## AIM
Across the entries below, how many lines contain the word "ajouté"? Give the number alone.

## RECORDS
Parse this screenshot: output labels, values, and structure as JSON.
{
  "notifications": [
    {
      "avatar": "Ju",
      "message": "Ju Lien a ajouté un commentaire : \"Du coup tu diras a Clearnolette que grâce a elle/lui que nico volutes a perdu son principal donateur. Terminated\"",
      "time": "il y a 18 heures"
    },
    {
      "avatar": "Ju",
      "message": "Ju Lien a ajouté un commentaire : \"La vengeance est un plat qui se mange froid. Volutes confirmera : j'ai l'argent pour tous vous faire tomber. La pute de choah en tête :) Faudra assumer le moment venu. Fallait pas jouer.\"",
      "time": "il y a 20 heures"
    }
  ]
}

## WRITTEN ANSWER
2